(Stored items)
# # # # # # #

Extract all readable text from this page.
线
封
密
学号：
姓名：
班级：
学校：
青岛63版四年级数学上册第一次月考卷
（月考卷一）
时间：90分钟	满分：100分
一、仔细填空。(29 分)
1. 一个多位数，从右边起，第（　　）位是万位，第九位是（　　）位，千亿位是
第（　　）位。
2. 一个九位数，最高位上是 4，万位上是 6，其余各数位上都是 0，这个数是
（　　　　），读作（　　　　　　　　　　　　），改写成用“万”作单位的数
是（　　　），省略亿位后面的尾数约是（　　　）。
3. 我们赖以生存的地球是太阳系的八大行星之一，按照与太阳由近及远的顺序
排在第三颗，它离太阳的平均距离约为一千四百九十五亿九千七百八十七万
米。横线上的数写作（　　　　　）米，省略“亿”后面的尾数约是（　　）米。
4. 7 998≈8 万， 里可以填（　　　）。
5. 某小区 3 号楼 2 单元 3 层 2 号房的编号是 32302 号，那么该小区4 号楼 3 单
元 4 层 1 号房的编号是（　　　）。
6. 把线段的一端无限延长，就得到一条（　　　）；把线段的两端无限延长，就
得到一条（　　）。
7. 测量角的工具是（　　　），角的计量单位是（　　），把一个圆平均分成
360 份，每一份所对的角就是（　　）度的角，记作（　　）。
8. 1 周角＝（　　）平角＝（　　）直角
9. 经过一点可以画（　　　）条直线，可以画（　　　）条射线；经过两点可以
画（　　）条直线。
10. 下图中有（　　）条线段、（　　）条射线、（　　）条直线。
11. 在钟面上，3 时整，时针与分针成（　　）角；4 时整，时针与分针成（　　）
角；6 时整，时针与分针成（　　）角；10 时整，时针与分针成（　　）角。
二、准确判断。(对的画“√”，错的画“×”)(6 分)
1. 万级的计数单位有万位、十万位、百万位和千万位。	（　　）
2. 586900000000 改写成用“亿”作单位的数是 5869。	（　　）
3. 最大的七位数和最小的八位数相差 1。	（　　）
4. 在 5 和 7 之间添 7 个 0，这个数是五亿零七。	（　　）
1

# # # # # # #

TASK » Copy every line exactly. Leave nothing out.

SOLUTION FOR THIS EXERCISE »
Extract all readable text from this page.
线
封
密
学号：
姓名：
班级：
学校：
青岛63版四年级数学上册第一次月考卷
（月考卷一）
时间：90分钟	满分：100分
一、仔细填空。(29 分)
1. 一个多位数，从右边起，第（　　）位是万位，第九位是（　　）位，千亿位是
第（　　）位。
2. 一个九位数，最高位上是 4，万位上是 6，其余各数位上都是 0，这个数是
（　　　　），读作（　　　　　　　　　　　　），改写成用“万”作单位的数
是（　　　），省略亿位后面的尾数约是（　　　）。
3. 我们赖以生存的地球是太阳系的八大行星之一，按照与太阳由近及远的顺序
排在第三颗，它离太阳的平均距离约为一千四百九十五亿九千七百八十七万
米。横线上的数写作（　　　　　）米，省略“亿”后面的尾数约是（　　）米。
4. 7 998≈8 万， 里可以填（　　　）。
5. 某小区 3 号楼 2 单元 3 层 2 号房的编号是 32302 号，那么该小区4 号楼 3 单
元 4 层 1 号房的编号是（　　　）。
6. 把线段的一端无限延长，就得到一条（　　　）；把线段的两端无限延长，就
得到一条（　　）。
7. 测量角的工具是（　　　），角的计量单位是（　　），把一个圆平均分成
360 份，每一份所对的角就是（　　）度的角，记作（　　）。
8. 1 周角＝（　　）平角＝（　　）直角
9. 经过一点可以画（　　　）条直线，可以画（　　　）条射线；经过两点可以
画（　　）条直线。
10. 下图中有（　　）条线段、（　　）条射线、（　　）条直线。
11. 在钟面上，3 时整，时针与分针成（　　）角；4 时整，时针与分针成（　　）
角；6 时整，时针与分针成（　　）角；10 时整，时针与分针成（　　）角。
二、准确判断。(对的画“√”，错的画“×”)(6 分)
1. 万级的计数单位有万位、十万位、百万位和千万位。	（　　）
2. 586900000000 改写成用“亿”作单位的数是 5869。	（　　）
3. 最大的七位数和最小的八位数相差 1。	（　　）
4. 在 5 和 7 之间添 7 个 0，这个数是五亿零七。	（　　）
1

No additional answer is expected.